GIVEN INSTRUCTION:
Only a number is required: how many lines of the material contain the word "Accumulated"?

[Records from a data collection]
↓↓↓
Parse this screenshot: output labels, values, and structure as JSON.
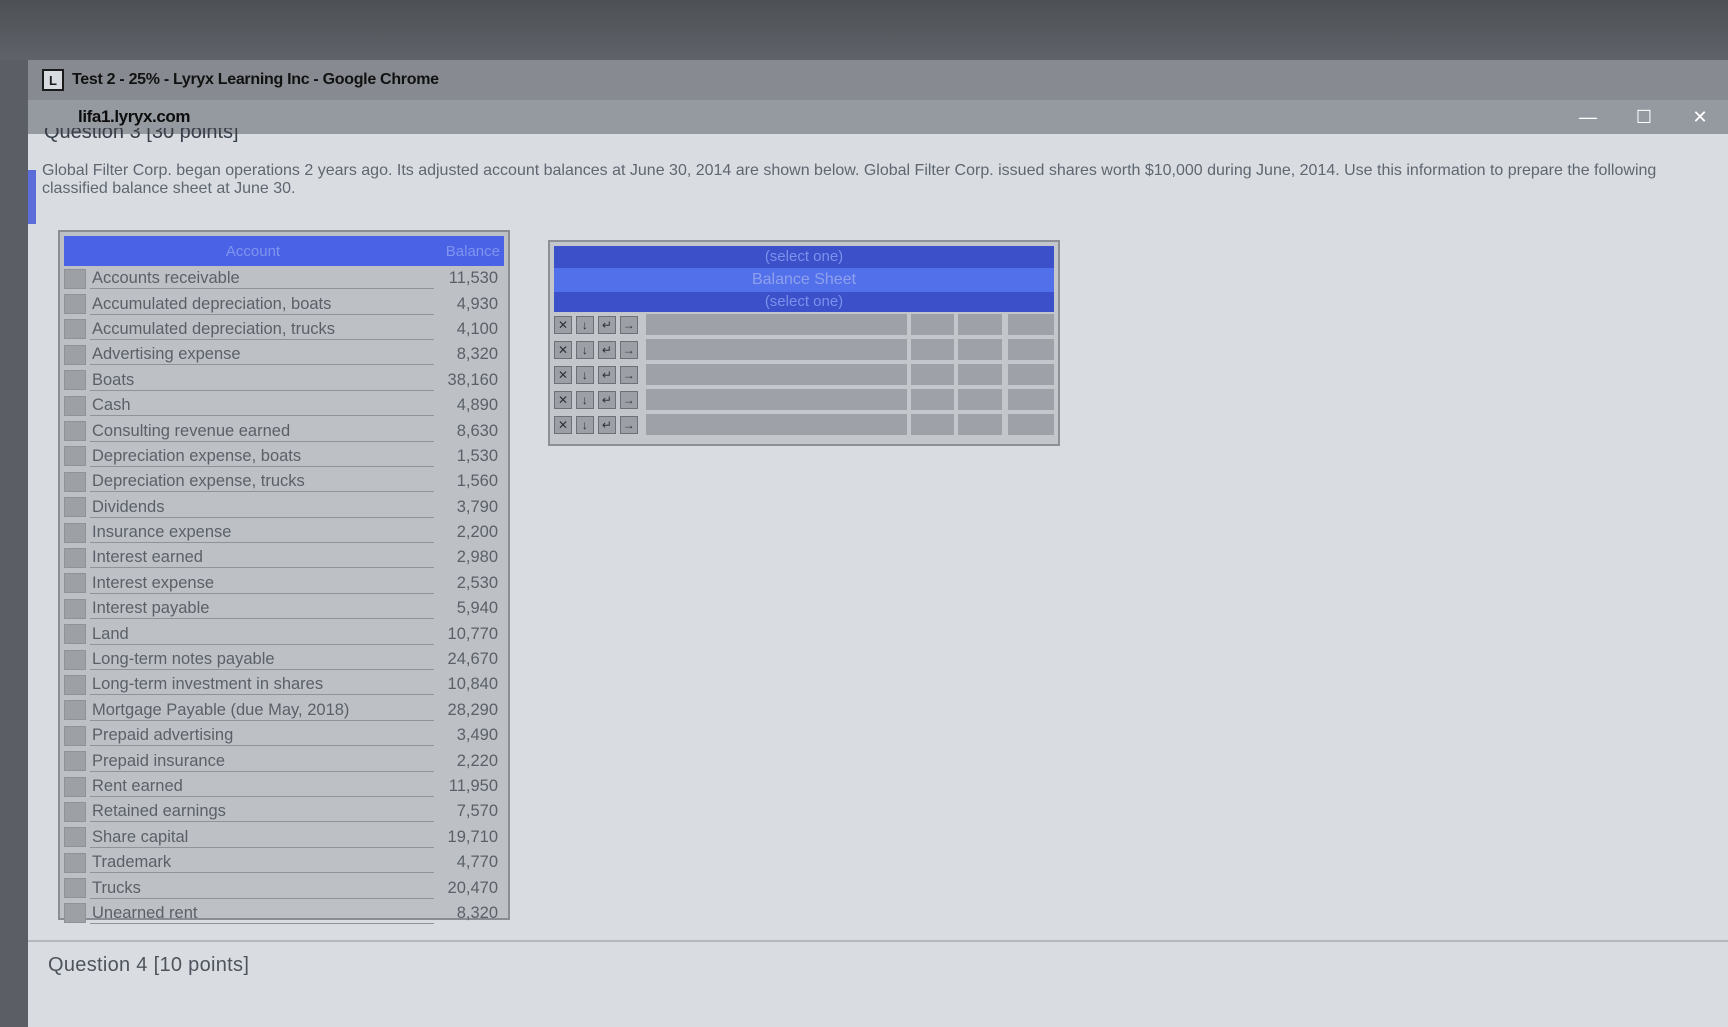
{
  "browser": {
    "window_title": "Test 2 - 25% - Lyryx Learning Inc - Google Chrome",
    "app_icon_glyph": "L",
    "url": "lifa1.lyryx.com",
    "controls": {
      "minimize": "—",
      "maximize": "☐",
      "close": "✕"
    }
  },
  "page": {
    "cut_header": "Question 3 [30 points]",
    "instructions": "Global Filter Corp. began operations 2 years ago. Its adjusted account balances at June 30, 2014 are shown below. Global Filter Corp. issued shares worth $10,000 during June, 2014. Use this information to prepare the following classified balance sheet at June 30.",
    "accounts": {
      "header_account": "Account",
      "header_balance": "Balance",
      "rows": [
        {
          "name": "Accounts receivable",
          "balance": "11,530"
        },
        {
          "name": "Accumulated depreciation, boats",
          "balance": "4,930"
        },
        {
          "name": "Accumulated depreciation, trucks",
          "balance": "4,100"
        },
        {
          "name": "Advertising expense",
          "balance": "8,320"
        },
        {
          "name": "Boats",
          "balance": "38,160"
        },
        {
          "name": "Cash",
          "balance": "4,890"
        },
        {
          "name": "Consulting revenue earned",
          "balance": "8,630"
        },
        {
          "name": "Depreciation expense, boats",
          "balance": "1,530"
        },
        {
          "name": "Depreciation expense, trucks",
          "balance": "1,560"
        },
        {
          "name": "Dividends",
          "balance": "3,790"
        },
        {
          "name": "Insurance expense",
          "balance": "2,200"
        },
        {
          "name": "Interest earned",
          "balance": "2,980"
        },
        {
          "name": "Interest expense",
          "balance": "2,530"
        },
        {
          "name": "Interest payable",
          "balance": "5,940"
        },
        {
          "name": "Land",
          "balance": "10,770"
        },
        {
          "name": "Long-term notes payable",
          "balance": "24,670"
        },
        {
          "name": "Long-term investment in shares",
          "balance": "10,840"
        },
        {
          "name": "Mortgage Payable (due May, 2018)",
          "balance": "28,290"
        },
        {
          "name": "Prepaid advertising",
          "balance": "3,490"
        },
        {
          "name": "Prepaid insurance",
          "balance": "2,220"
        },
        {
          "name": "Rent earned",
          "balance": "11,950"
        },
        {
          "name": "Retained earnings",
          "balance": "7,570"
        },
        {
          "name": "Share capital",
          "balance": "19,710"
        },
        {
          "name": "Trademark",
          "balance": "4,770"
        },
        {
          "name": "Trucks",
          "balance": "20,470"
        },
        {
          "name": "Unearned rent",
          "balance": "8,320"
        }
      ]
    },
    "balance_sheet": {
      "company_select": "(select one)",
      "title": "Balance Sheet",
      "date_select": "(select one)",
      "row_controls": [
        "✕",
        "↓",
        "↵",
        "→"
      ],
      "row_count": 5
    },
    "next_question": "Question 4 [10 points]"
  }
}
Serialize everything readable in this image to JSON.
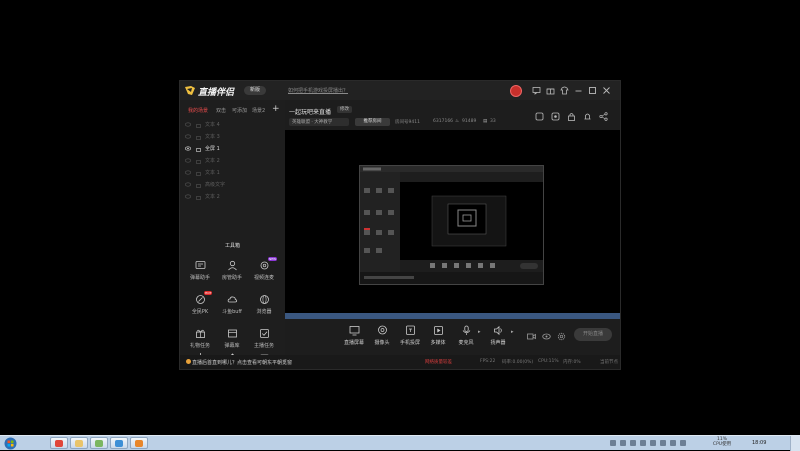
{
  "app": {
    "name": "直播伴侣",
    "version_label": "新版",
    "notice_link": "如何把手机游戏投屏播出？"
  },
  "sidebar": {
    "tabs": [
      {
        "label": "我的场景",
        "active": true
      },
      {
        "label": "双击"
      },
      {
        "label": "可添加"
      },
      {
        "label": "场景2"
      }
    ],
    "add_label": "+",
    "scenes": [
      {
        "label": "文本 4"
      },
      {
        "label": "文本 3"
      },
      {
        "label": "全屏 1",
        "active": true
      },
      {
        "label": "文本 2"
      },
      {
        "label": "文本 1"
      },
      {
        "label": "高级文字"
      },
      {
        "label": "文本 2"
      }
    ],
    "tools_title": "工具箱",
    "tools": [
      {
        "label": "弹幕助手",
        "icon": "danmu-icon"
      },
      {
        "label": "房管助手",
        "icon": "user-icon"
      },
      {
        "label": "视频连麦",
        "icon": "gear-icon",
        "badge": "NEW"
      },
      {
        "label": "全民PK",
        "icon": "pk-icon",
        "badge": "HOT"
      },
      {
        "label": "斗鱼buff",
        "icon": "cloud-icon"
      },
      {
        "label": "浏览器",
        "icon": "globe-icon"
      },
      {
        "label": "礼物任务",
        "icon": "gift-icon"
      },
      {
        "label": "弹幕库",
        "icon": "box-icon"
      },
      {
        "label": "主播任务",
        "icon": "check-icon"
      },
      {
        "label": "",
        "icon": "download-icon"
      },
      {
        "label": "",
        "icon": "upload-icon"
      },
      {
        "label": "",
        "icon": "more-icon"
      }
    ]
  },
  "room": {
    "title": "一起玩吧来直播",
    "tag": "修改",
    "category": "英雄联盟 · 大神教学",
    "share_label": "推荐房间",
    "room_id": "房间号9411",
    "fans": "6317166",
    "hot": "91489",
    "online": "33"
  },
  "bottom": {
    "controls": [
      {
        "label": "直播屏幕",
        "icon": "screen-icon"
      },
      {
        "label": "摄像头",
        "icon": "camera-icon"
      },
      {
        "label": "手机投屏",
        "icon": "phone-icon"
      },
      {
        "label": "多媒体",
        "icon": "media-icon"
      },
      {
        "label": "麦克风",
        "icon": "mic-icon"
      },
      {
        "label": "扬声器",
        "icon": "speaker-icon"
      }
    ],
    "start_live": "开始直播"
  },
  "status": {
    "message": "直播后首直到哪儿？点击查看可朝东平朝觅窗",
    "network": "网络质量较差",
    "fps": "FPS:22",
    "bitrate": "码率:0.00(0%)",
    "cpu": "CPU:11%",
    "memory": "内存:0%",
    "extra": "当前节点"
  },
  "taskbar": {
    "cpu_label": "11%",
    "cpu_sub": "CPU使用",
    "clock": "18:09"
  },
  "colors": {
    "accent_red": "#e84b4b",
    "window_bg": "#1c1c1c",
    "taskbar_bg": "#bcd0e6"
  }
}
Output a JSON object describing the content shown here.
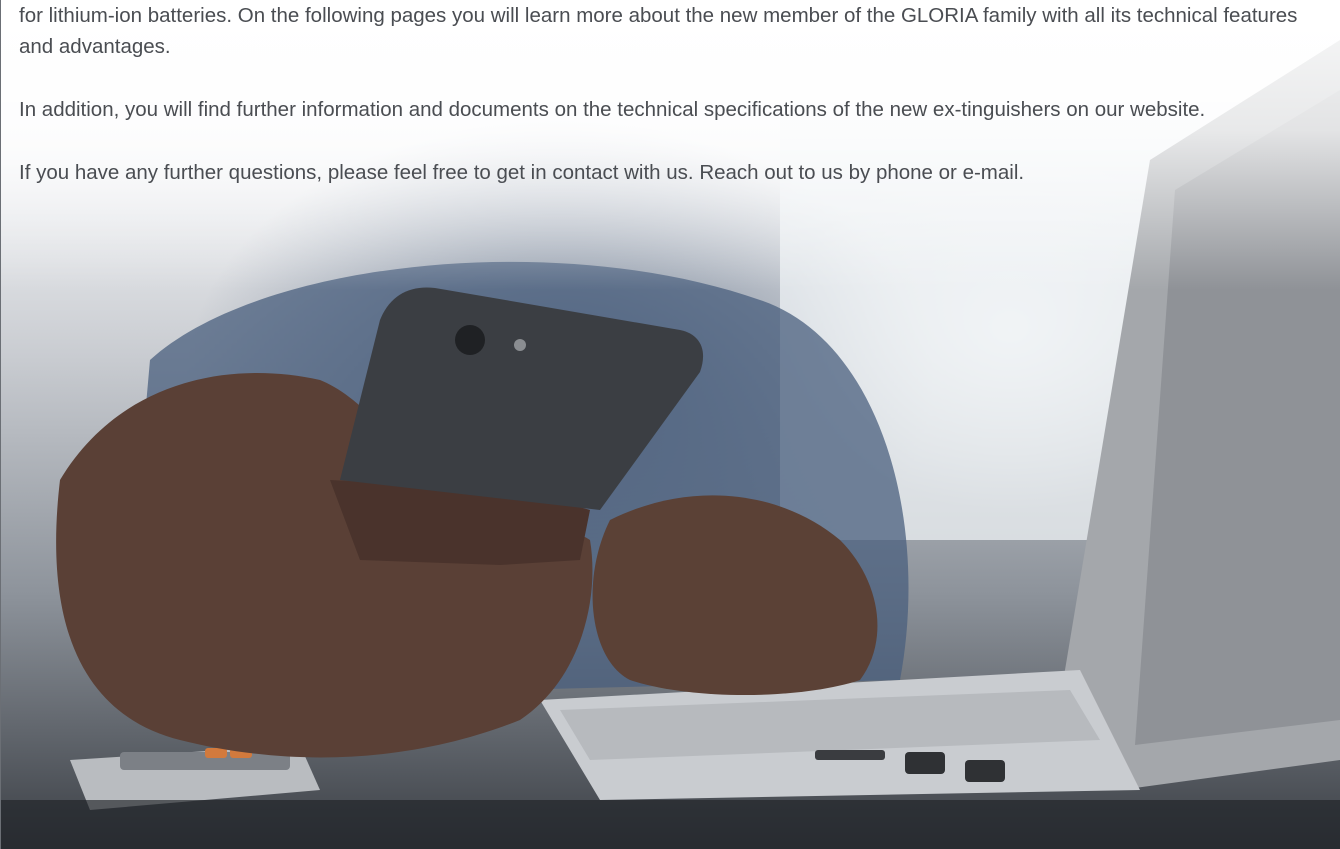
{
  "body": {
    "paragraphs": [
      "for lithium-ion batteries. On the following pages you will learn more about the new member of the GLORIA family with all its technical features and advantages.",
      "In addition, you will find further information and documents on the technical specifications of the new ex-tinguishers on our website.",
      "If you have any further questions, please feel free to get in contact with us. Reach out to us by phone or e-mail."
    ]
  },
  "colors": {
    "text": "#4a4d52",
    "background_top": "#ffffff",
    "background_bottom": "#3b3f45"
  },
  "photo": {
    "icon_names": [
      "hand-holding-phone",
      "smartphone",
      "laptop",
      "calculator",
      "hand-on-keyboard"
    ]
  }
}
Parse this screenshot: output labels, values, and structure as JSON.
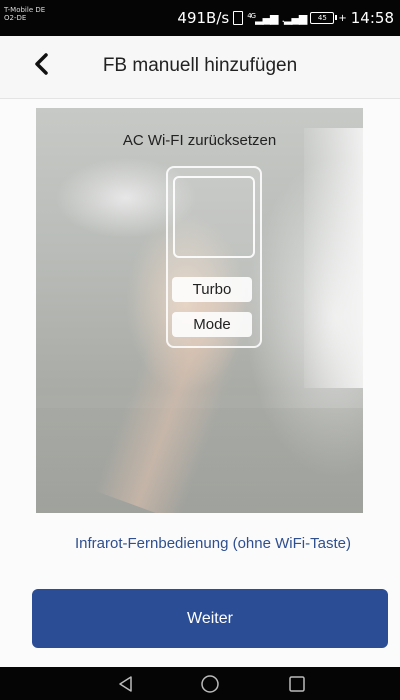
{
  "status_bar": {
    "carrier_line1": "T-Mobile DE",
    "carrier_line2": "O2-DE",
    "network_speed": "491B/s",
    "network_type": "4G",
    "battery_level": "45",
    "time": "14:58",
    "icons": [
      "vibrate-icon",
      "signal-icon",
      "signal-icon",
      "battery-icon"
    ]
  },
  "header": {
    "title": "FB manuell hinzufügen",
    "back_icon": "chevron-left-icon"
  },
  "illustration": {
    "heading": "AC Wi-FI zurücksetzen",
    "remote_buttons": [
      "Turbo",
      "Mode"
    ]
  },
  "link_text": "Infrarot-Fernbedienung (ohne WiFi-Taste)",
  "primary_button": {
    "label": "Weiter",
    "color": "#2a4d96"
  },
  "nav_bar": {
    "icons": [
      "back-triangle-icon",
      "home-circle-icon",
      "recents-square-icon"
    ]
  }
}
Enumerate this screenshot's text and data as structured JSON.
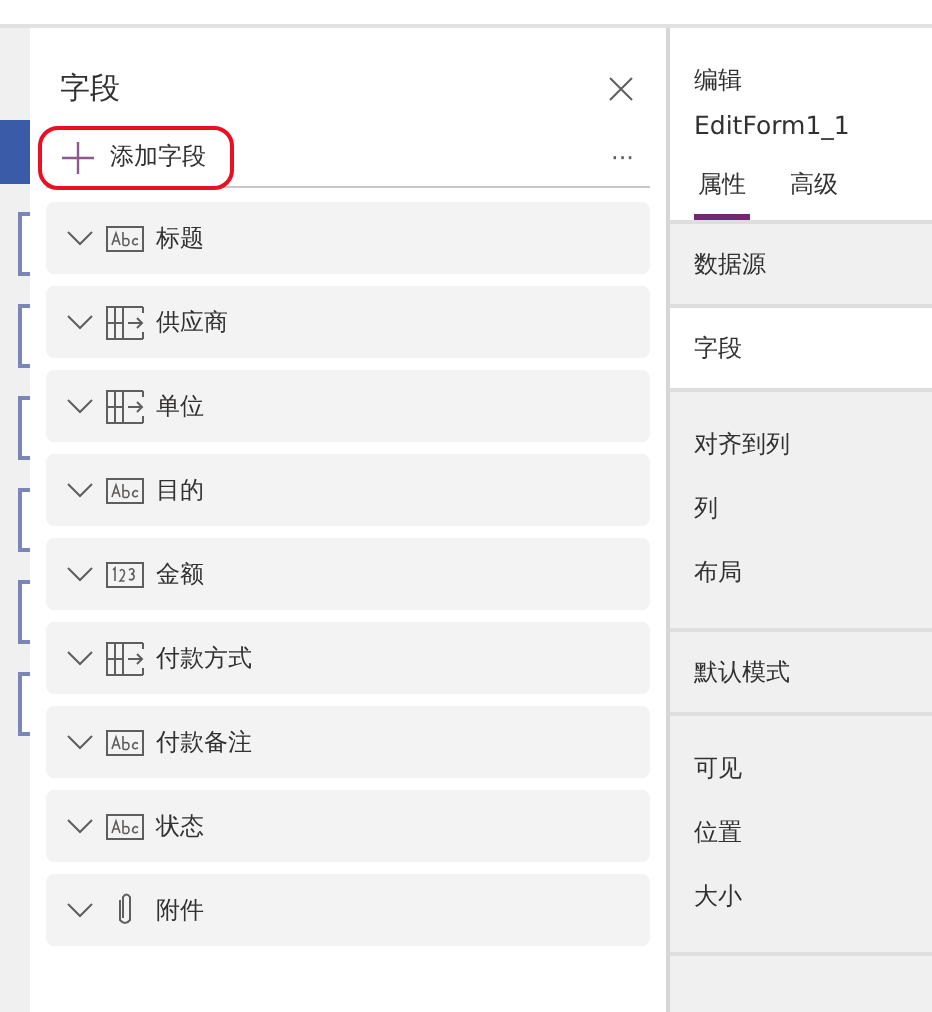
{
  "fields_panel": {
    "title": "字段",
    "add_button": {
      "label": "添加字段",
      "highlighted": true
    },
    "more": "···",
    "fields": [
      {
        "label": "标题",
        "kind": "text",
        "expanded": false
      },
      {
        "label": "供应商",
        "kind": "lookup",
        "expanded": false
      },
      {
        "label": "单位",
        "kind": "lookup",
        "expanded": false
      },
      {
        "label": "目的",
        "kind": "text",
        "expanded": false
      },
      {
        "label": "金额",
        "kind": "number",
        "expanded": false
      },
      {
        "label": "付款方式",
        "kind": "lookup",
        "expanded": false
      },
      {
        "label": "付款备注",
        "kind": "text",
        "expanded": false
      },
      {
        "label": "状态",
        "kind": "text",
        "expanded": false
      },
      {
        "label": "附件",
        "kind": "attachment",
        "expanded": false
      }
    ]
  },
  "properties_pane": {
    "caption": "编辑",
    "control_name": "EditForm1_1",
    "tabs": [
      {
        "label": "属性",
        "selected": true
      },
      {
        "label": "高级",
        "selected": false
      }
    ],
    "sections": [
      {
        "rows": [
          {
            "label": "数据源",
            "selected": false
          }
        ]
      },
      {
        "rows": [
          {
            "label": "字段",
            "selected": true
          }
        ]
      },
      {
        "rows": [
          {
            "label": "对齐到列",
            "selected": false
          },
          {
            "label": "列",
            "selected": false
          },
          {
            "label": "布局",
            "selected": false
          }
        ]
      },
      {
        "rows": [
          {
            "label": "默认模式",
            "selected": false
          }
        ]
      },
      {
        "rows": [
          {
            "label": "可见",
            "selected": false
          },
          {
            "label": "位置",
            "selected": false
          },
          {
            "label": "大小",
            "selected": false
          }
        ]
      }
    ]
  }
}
↑↑↑
ANSWER TO THIS EXERCISE:
2